> [DO THIS]: Retype everything in the data below from the line containing "249, 86, 264]" down to the line containing "509, 637, 524]", both included, without changing a character.

Rows from a layout dataset:
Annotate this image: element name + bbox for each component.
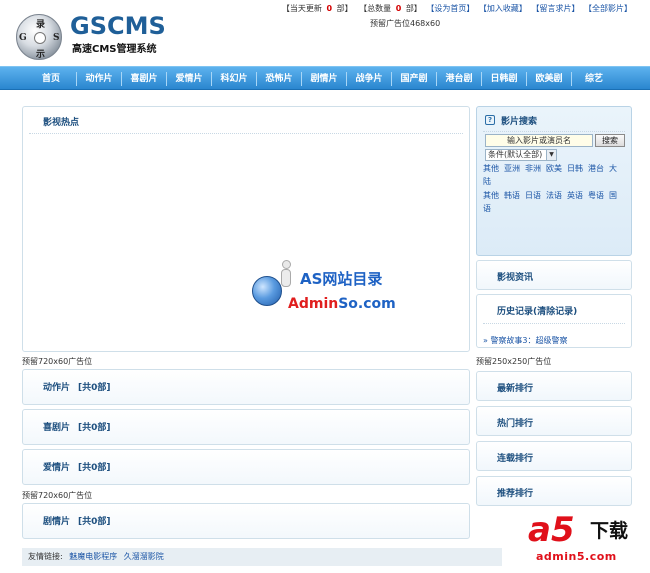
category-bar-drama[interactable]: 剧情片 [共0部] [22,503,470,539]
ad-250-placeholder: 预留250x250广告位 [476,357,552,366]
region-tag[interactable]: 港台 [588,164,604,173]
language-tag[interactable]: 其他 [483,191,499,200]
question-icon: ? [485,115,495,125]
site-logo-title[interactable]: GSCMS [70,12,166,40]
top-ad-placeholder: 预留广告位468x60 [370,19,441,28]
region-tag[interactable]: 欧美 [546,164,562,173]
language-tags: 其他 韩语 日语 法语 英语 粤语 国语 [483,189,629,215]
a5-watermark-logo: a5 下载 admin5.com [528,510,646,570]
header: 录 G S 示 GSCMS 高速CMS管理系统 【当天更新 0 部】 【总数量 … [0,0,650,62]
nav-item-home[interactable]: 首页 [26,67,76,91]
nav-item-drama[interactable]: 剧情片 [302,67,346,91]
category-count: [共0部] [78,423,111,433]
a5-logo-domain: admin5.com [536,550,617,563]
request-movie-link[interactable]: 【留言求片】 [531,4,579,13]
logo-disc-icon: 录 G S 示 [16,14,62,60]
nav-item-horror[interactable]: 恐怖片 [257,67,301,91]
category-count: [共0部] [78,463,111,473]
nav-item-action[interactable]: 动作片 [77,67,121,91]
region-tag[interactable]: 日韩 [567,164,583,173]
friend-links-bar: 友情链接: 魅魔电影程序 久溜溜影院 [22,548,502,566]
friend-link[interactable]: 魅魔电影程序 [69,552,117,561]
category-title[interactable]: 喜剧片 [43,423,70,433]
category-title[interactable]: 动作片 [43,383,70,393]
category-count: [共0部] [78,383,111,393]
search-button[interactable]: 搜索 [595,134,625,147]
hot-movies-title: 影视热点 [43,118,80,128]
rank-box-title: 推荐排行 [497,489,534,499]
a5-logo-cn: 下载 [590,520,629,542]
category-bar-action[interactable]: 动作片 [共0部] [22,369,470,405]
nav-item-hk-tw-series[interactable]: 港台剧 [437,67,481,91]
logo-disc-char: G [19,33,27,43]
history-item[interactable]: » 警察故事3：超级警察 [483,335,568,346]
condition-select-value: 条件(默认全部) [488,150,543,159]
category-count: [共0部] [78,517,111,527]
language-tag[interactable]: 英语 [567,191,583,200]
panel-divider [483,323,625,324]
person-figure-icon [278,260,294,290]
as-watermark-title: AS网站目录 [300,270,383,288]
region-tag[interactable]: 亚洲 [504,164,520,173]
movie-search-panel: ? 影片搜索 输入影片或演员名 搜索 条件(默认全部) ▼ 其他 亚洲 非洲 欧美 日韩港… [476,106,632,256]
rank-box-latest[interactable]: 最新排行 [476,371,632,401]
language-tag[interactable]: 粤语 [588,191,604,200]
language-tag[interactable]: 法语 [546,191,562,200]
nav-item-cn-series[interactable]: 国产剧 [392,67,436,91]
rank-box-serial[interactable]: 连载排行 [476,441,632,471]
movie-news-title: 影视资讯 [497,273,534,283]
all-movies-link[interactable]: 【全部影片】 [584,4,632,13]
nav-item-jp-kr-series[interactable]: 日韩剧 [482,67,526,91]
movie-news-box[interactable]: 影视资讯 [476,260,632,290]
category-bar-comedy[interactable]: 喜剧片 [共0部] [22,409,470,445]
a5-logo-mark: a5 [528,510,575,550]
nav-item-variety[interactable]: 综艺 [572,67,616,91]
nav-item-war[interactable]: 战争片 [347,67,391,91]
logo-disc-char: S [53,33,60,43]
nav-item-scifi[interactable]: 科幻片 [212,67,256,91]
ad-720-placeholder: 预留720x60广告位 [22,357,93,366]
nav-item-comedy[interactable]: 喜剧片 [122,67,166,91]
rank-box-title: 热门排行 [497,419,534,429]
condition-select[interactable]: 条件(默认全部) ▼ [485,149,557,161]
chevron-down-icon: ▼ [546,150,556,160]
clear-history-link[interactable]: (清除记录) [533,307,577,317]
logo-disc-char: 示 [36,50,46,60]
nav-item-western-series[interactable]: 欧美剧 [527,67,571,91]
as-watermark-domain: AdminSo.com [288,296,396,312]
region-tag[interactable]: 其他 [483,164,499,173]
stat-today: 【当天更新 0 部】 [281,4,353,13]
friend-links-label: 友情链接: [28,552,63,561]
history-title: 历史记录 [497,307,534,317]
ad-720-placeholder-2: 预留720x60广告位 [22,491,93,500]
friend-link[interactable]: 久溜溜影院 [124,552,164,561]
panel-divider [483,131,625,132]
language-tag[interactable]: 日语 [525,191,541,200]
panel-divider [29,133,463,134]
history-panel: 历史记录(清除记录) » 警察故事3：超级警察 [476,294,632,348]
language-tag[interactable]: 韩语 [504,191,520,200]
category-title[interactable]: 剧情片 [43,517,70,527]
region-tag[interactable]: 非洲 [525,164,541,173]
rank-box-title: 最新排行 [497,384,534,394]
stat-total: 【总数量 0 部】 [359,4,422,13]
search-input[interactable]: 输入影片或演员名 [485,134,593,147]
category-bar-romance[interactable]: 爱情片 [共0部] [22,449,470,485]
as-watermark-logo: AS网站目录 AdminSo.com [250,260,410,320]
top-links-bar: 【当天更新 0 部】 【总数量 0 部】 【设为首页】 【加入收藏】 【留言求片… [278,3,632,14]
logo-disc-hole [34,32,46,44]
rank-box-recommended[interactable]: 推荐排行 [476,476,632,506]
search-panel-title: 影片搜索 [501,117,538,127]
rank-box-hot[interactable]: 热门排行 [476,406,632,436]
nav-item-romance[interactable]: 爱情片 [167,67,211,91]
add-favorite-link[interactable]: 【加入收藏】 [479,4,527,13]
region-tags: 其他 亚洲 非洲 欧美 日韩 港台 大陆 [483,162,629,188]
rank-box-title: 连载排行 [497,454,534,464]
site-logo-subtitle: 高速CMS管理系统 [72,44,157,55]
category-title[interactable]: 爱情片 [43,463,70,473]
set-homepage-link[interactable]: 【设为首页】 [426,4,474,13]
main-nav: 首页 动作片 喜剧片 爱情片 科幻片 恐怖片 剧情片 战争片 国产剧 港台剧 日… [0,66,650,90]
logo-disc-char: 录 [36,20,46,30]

--

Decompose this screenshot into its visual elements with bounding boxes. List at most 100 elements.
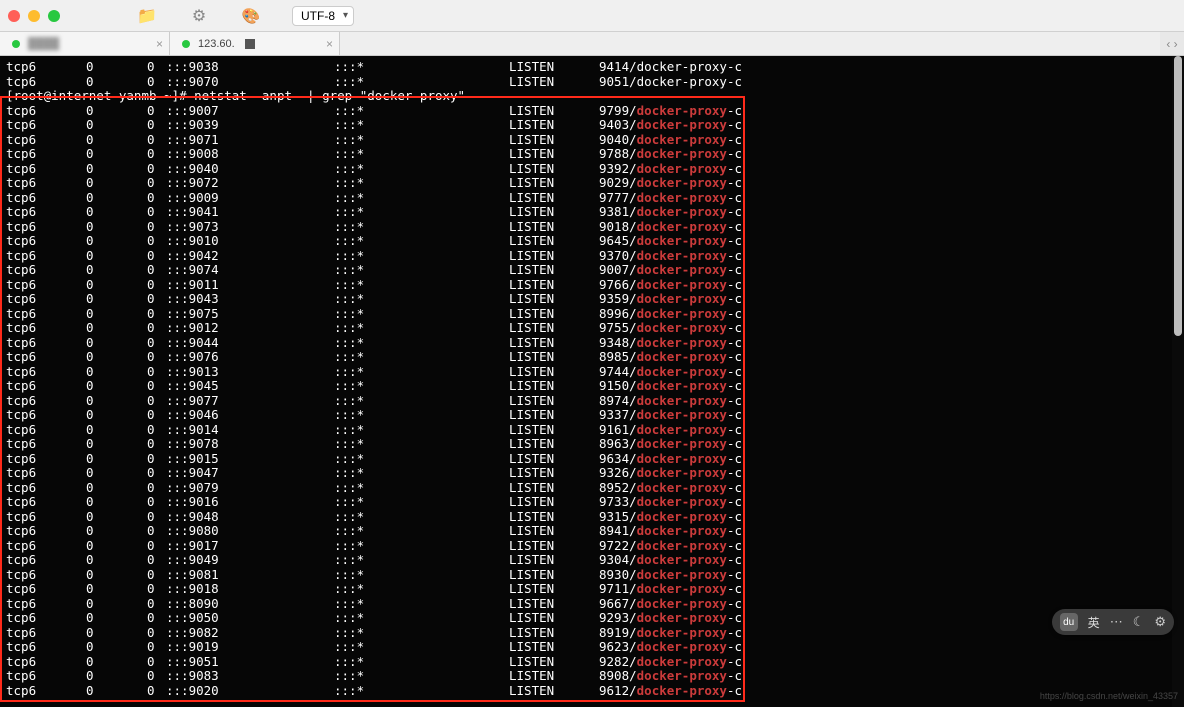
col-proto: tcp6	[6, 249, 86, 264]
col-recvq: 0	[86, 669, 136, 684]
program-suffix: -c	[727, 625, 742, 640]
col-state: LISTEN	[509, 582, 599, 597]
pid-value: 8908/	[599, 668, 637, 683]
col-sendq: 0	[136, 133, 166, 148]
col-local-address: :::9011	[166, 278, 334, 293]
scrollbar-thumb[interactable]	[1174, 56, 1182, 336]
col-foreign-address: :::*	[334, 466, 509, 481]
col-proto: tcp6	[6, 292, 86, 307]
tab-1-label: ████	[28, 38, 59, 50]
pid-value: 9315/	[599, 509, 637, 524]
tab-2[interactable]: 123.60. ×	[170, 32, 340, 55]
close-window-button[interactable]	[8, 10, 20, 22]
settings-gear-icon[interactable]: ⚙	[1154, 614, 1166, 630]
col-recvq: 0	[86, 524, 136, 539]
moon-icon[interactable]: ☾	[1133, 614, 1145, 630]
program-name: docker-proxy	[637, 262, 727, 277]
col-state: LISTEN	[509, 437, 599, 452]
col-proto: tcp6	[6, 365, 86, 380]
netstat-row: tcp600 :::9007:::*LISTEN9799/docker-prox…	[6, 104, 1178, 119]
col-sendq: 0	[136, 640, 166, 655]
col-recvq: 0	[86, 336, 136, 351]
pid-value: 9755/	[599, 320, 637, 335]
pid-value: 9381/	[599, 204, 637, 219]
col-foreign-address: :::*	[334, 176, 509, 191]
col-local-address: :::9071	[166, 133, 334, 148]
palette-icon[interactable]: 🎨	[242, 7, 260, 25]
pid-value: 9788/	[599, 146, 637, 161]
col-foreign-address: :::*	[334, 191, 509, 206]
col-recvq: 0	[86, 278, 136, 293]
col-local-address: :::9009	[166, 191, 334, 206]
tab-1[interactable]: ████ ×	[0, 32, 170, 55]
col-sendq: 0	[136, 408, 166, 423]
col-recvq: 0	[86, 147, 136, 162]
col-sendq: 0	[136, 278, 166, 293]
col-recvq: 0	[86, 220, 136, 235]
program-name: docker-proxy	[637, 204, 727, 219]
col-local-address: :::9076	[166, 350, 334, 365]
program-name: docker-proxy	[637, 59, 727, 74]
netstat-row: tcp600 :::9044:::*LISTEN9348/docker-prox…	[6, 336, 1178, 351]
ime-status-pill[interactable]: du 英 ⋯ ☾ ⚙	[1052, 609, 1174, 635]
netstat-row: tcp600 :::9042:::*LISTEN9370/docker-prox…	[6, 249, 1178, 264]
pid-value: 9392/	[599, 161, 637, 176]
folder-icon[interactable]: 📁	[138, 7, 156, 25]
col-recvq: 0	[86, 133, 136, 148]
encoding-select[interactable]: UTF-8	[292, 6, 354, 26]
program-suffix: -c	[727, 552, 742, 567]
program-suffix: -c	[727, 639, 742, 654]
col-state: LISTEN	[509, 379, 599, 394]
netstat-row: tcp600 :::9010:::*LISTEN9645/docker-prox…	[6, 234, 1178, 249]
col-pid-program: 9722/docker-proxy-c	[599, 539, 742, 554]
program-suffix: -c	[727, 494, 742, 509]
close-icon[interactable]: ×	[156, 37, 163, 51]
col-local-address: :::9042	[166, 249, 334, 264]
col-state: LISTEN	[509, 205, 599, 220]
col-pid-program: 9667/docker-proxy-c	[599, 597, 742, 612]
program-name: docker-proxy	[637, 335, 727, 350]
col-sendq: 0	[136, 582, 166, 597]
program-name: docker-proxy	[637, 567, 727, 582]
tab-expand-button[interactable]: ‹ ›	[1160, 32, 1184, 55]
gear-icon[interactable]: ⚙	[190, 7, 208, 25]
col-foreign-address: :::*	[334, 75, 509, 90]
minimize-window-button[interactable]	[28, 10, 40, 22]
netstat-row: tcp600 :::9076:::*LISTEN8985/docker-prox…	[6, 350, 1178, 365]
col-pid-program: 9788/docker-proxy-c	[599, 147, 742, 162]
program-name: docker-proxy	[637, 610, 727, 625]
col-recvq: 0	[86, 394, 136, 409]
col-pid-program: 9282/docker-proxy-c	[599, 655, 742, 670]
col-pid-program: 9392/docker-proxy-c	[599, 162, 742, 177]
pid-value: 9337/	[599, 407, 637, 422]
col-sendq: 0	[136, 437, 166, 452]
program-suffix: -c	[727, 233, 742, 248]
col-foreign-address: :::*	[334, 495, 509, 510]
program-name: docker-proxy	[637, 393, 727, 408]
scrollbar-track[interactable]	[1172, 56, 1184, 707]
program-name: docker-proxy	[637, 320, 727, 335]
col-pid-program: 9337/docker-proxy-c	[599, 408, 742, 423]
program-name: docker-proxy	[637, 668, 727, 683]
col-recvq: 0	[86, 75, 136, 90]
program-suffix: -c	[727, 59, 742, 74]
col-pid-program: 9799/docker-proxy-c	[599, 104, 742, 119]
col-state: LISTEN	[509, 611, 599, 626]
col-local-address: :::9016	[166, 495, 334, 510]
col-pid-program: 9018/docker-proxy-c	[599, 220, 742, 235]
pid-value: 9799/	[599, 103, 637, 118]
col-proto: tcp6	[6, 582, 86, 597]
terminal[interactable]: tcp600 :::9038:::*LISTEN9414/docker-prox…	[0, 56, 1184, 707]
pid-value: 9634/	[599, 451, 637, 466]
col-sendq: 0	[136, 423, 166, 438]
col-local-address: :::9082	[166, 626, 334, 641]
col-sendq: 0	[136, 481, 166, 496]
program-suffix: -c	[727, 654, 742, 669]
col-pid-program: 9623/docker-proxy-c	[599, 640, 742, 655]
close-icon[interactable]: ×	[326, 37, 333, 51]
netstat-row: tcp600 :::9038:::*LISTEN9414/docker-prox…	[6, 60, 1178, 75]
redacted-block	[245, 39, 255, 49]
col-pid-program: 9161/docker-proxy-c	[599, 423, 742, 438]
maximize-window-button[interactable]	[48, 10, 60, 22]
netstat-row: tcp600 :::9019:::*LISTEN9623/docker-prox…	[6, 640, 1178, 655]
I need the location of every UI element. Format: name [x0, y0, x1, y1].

> [THE COMPLETED TASK]:
col-proto: tcp6	[6, 249, 86, 264]
col-recvq: 0	[86, 669, 136, 684]
program-suffix: -c	[727, 625, 742, 640]
col-state: LISTEN	[509, 582, 599, 597]
pid-value: 8908/	[599, 668, 637, 683]
col-sendq: 0	[136, 133, 166, 148]
col-local-address: :::9011	[166, 278, 334, 293]
scrollbar-thumb[interactable]	[1174, 56, 1182, 336]
col-foreign-address: :::*	[334, 466, 509, 481]
col-proto: tcp6	[6, 292, 86, 307]
tab-1-label: ████	[28, 38, 59, 50]
pid-value: 9315/	[599, 509, 637, 524]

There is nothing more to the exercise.